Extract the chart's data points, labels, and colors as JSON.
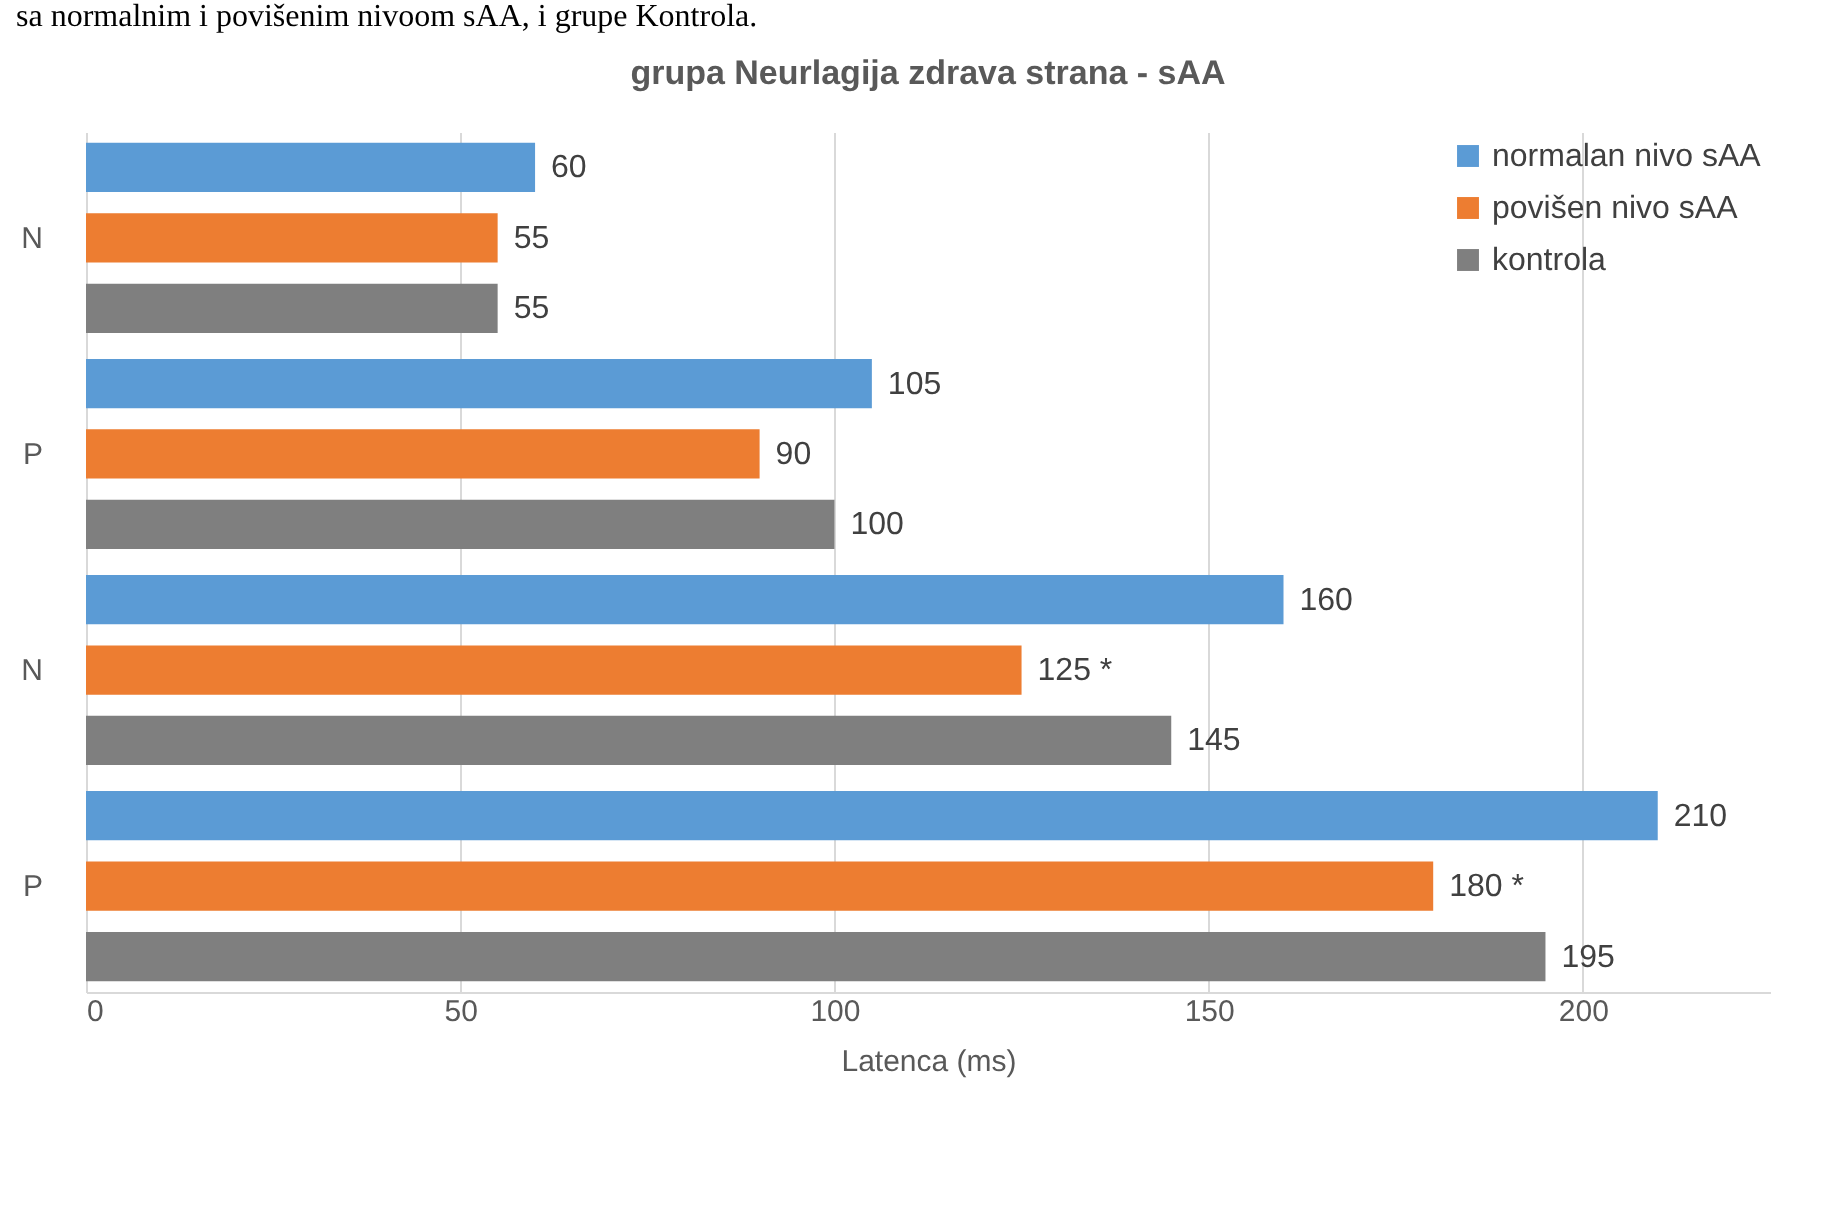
{
  "chart_data": {
    "type": "bar",
    "orientation": "horizontal",
    "title": "grupa Neurlagija zdrava strana - sAA",
    "xlabel": "Latenca (ms)",
    "categories": [
      "N",
      "P",
      "N",
      "P"
    ],
    "series": [
      {
        "name": "normalan nivo sAA",
        "color": "#5b9bd5",
        "values": [
          60,
          105,
          160,
          210
        ]
      },
      {
        "name": "povišen nivo sAA",
        "color": "#ed7d31",
        "values": [
          55,
          90,
          125,
          180
        ],
        "value_labels": [
          "55",
          "90",
          "125 *",
          "180 *"
        ]
      },
      {
        "name": "kontrola",
        "color": "#7f7f7f",
        "values": [
          55,
          100,
          145,
          195
        ]
      }
    ],
    "xlim": [
      0,
      225
    ],
    "xticks": [
      0,
      50,
      100,
      150,
      200
    ],
    "grid": "x",
    "legend": "top right",
    "data_labels": true,
    "annotations": [
      "sa normalnim i povišenim nivoom sAA, i grupe Kontrola."
    ]
  }
}
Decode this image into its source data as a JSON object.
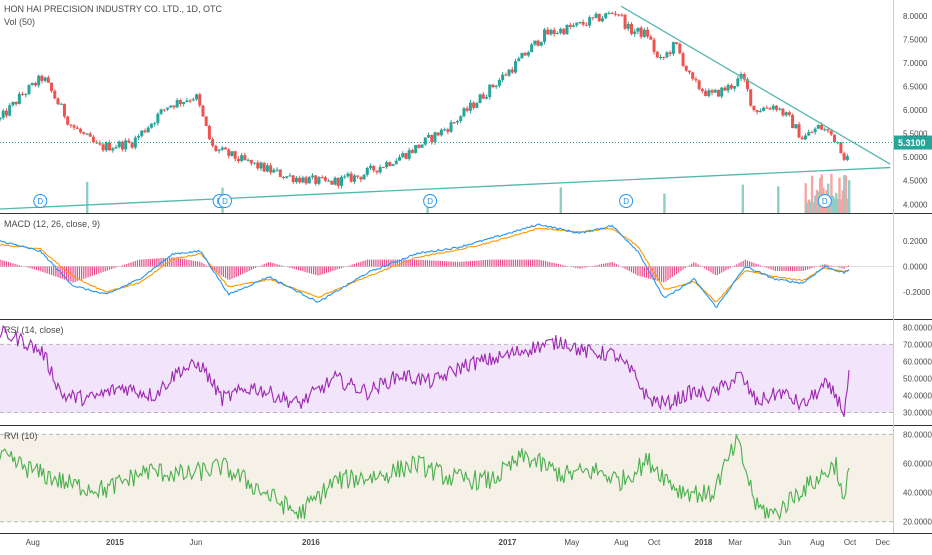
{
  "title": "HON HAI PRECISION INDUSTRY CO. LTD., 1D, OTC",
  "volume_label": "Vol (50)",
  "current_price_label": "5.3100",
  "dividend_marker": "D",
  "colors": {
    "up": "#26a69a",
    "down": "#ef5350",
    "volume_up": "#8ccfc6",
    "volume_down": "#f4a6a4",
    "trendline": "#53b8ad",
    "macd_line": "#2196f3",
    "signal_line": "#ff9800",
    "histogram": "#e94c8b",
    "rsi_line": "#9c27b0",
    "rsi_band": "#f2e4fb",
    "rvi_line": "#4caf50",
    "rvi_band": "#f5f1e6",
    "axis_text": "#4a4a4a",
    "panel_border": "#333333"
  },
  "chart_data": [
    {
      "type": "candlestick",
      "name": "price",
      "x_start": "2014-06-01",
      "x_end": "2018-12-20",
      "yaxis_ticks": [
        "8.0000",
        "7.5000",
        "7.0000",
        "6.5000",
        "6.0000",
        "5.5000",
        "5.0000",
        "4.5000",
        "4.0000"
      ],
      "ylim": [
        3.9,
        8.25
      ],
      "current_price": 5.31,
      "time_labels": [
        "Aug",
        "2015",
        "Jun",
        "2016",
        "2017",
        "May",
        "Aug",
        "Oct",
        "2018",
        "Mar",
        "Jun",
        "Aug",
        "Oct",
        "Dec"
      ],
      "anchors": [
        [
          "2014-06-01",
          5.8
        ],
        [
          "2014-07-10",
          6.3
        ],
        [
          "2014-08-20",
          6.7
        ],
        [
          "2014-10-10",
          5.7
        ],
        [
          "2014-12-01",
          5.2
        ],
        [
          "2015-02-01",
          5.3
        ],
        [
          "2015-04-10",
          6.1
        ],
        [
          "2015-06-01",
          6.3
        ],
        [
          "2015-07-01",
          5.2
        ],
        [
          "2015-09-01",
          4.9
        ],
        [
          "2015-11-15",
          4.6
        ],
        [
          "2016-02-01",
          4.45
        ],
        [
          "2016-04-01",
          4.6
        ],
        [
          "2016-07-01",
          5.1
        ],
        [
          "2016-09-20",
          5.7
        ],
        [
          "2016-11-15",
          6.3
        ],
        [
          "2017-01-10",
          6.9
        ],
        [
          "2017-03-10",
          7.6
        ],
        [
          "2017-05-15",
          7.8
        ],
        [
          "2017-07-25",
          8.1
        ],
        [
          "2017-08-15",
          7.7
        ],
        [
          "2017-09-20",
          7.6
        ],
        [
          "2017-10-10",
          7.0
        ],
        [
          "2017-11-10",
          7.4
        ],
        [
          "2017-12-10",
          6.6
        ],
        [
          "2018-01-15",
          6.3
        ],
        [
          "2018-02-20",
          6.5
        ],
        [
          "2018-03-15",
          6.7
        ],
        [
          "2018-04-05",
          6.0
        ],
        [
          "2018-05-15",
          6.1
        ],
        [
          "2018-06-10",
          5.8
        ],
        [
          "2018-07-05",
          5.4
        ],
        [
          "2018-08-05",
          5.65
        ],
        [
          "2018-08-25",
          5.5
        ],
        [
          "2018-09-10",
          5.3
        ],
        [
          "2018-09-25",
          4.9
        ],
        [
          "2018-10-01",
          5.31
        ]
      ],
      "dividends": [
        "2014-08-15",
        "2015-07-15",
        "2015-07-25",
        "2016-08-10",
        "2017-08-10",
        "2018-08-15"
      ],
      "trendlines": [
        {
          "from": [
            "2017-08-01",
            8.2
          ],
          "to": [
            "2018-12-15",
            4.85
          ]
        },
        {
          "from": [
            "2014-06-01",
            3.9
          ],
          "to": [
            "2018-12-15",
            4.78
          ]
        }
      ]
    },
    {
      "type": "line",
      "name": "MACD (12, 26, close, 9)",
      "yaxis_ticks": [
        "0.2000",
        "0.0000",
        "-0.2000"
      ],
      "ylim": [
        -0.38,
        0.38
      ],
      "series": [
        {
          "name": "MACD",
          "anchors": [
            [
              "2014-06-01",
              0.2
            ],
            [
              "2014-08-15",
              0.12
            ],
            [
              "2014-10-15",
              -0.15
            ],
            [
              "2014-12-15",
              -0.22
            ],
            [
              "2015-02-15",
              -0.1
            ],
            [
              "2015-04-20",
              0.1
            ],
            [
              "2015-06-10",
              0.12
            ],
            [
              "2015-08-01",
              -0.22
            ],
            [
              "2015-10-15",
              -0.08
            ],
            [
              "2016-01-15",
              -0.28
            ],
            [
              "2016-04-15",
              -0.05
            ],
            [
              "2016-07-15",
              0.1
            ],
            [
              "2016-10-01",
              0.15
            ],
            [
              "2016-12-01",
              0.22
            ],
            [
              "2017-03-01",
              0.33
            ],
            [
              "2017-05-15",
              0.26
            ],
            [
              "2017-07-15",
              0.32
            ],
            [
              "2017-09-01",
              0.12
            ],
            [
              "2017-10-20",
              -0.25
            ],
            [
              "2017-12-15",
              -0.1
            ],
            [
              "2018-01-25",
              -0.32
            ],
            [
              "2018-03-20",
              0.0
            ],
            [
              "2018-05-15",
              -0.1
            ],
            [
              "2018-07-05",
              -0.13
            ],
            [
              "2018-08-15",
              0.0
            ],
            [
              "2018-09-20",
              -0.05
            ],
            [
              "2018-10-01",
              -0.02
            ]
          ]
        },
        {
          "name": "Signal",
          "anchors": [
            [
              "2014-06-01",
              0.17
            ],
            [
              "2014-08-15",
              0.14
            ],
            [
              "2014-10-15",
              -0.08
            ],
            [
              "2014-12-15",
              -0.2
            ],
            [
              "2015-02-15",
              -0.13
            ],
            [
              "2015-04-20",
              0.06
            ],
            [
              "2015-06-10",
              0.1
            ],
            [
              "2015-08-01",
              -0.16
            ],
            [
              "2015-10-15",
              -0.1
            ],
            [
              "2016-01-15",
              -0.24
            ],
            [
              "2016-04-15",
              -0.08
            ],
            [
              "2016-07-15",
              0.07
            ],
            [
              "2016-10-01",
              0.13
            ],
            [
              "2016-12-01",
              0.19
            ],
            [
              "2017-03-01",
              0.3
            ],
            [
              "2017-05-15",
              0.27
            ],
            [
              "2017-07-15",
              0.3
            ],
            [
              "2017-09-01",
              0.16
            ],
            [
              "2017-10-20",
              -0.18
            ],
            [
              "2017-12-15",
              -0.12
            ],
            [
              "2018-01-25",
              -0.28
            ],
            [
              "2018-03-20",
              -0.03
            ],
            [
              "2018-05-15",
              -0.08
            ],
            [
              "2018-07-05",
              -0.11
            ],
            [
              "2018-08-15",
              -0.01
            ],
            [
              "2018-09-20",
              -0.04
            ],
            [
              "2018-10-01",
              -0.03
            ]
          ]
        }
      ]
    },
    {
      "type": "line",
      "name": "RSI (14, close)",
      "yaxis_ticks": [
        "80.0000",
        "70.0000",
        "60.0000",
        "50.0000",
        "40.0000",
        "30.0000"
      ],
      "ylim": [
        25,
        82
      ],
      "band": [
        30,
        70
      ],
      "anchors": [
        [
          "2014-06-01",
          77
        ],
        [
          "2014-07-15",
          72
        ],
        [
          "2014-08-20",
          65
        ],
        [
          "2014-09-25",
          40
        ],
        [
          "2014-11-15",
          38
        ],
        [
          "2015-01-15",
          45
        ],
        [
          "2015-03-15",
          40
        ],
        [
          "2015-05-01",
          55
        ],
        [
          "2015-06-10",
          58
        ],
        [
          "2015-07-20",
          38
        ],
        [
          "2015-09-15",
          45
        ],
        [
          "2015-12-10",
          35
        ],
        [
          "2016-02-15",
          50
        ],
        [
          "2016-04-15",
          42
        ],
        [
          "2016-06-15",
          52
        ],
        [
          "2016-08-15",
          48
        ],
        [
          "2016-10-15",
          58
        ],
        [
          "2016-12-15",
          62
        ],
        [
          "2017-02-15",
          68
        ],
        [
          "2017-04-15",
          72
        ],
        [
          "2017-05-20",
          66
        ],
        [
          "2017-07-20",
          64
        ],
        [
          "2017-08-25",
          52
        ],
        [
          "2017-09-20",
          38
        ],
        [
          "2017-10-25",
          35
        ],
        [
          "2017-12-10",
          42
        ],
        [
          "2018-01-15",
          40
        ],
        [
          "2018-02-20",
          48
        ],
        [
          "2018-03-10",
          52
        ],
        [
          "2018-04-10",
          36
        ],
        [
          "2018-05-25",
          42
        ],
        [
          "2018-07-05",
          34
        ],
        [
          "2018-08-15",
          46
        ],
        [
          "2018-09-05",
          40
        ],
        [
          "2018-09-20",
          30
        ],
        [
          "2018-10-01",
          55
        ]
      ]
    },
    {
      "type": "line",
      "name": "RVI (10)",
      "yaxis_ticks": [
        "80.0000",
        "60.0000",
        "40.0000",
        "20.0000"
      ],
      "ylim": [
        15,
        83
      ],
      "band": [
        20,
        80
      ],
      "anchors": [
        [
          "2014-06-01",
          65
        ],
        [
          "2014-08-01",
          55
        ],
        [
          "2014-10-15",
          45
        ],
        [
          "2014-12-15",
          42
        ],
        [
          "2015-03-01",
          55
        ],
        [
          "2015-05-15",
          52
        ],
        [
          "2015-07-20",
          58
        ],
        [
          "2015-09-15",
          45
        ],
        [
          "2015-12-10",
          25
        ],
        [
          "2016-02-15",
          48
        ],
        [
          "2016-05-15",
          52
        ],
        [
          "2016-07-15",
          60
        ],
        [
          "2016-09-15",
          50
        ],
        [
          "2016-12-01",
          48
        ],
        [
          "2017-02-01",
          65
        ],
        [
          "2017-04-15",
          52
        ],
        [
          "2017-06-15",
          55
        ],
        [
          "2017-08-01",
          48
        ],
        [
          "2017-09-20",
          62
        ],
        [
          "2017-11-15",
          42
        ],
        [
          "2018-01-15",
          38
        ],
        [
          "2018-03-05",
          75
        ],
        [
          "2018-04-10",
          30
        ],
        [
          "2018-05-15",
          25
        ],
        [
          "2018-06-25",
          40
        ],
        [
          "2018-08-05",
          50
        ],
        [
          "2018-09-05",
          60
        ],
        [
          "2018-09-20",
          30
        ],
        [
          "2018-10-01",
          62
        ]
      ]
    }
  ]
}
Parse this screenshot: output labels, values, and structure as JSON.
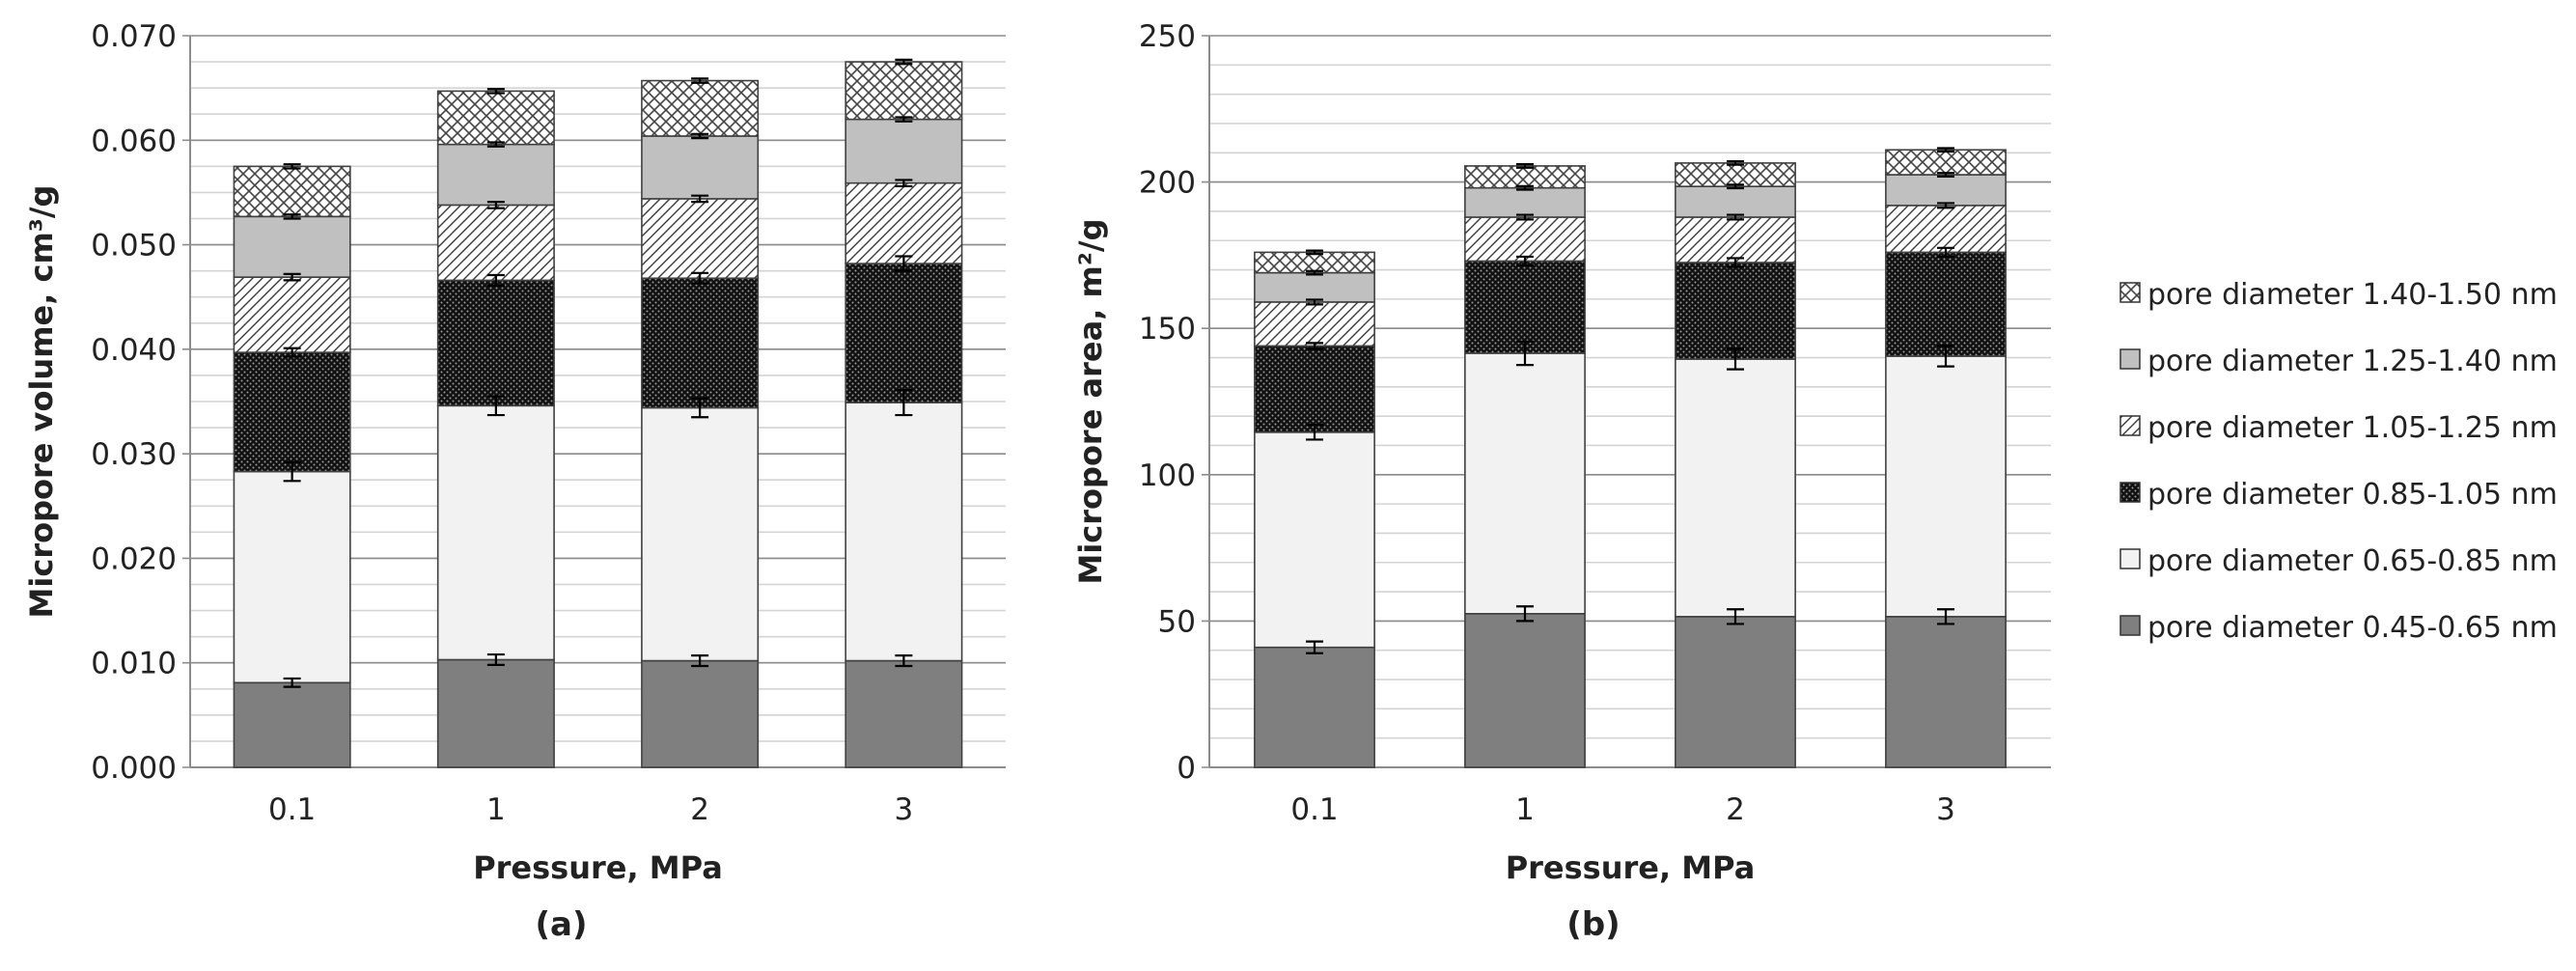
--------------------
Using the listing above, pull out all lines that hold the word "JSON".

▶ ANSWER TO THE PROBLEM
Extract the chart's data points, labels, and colors as JSON.
Decode this image into its source data as a JSON object.
Parse this screenshot: output labels, values, and structure as JSON.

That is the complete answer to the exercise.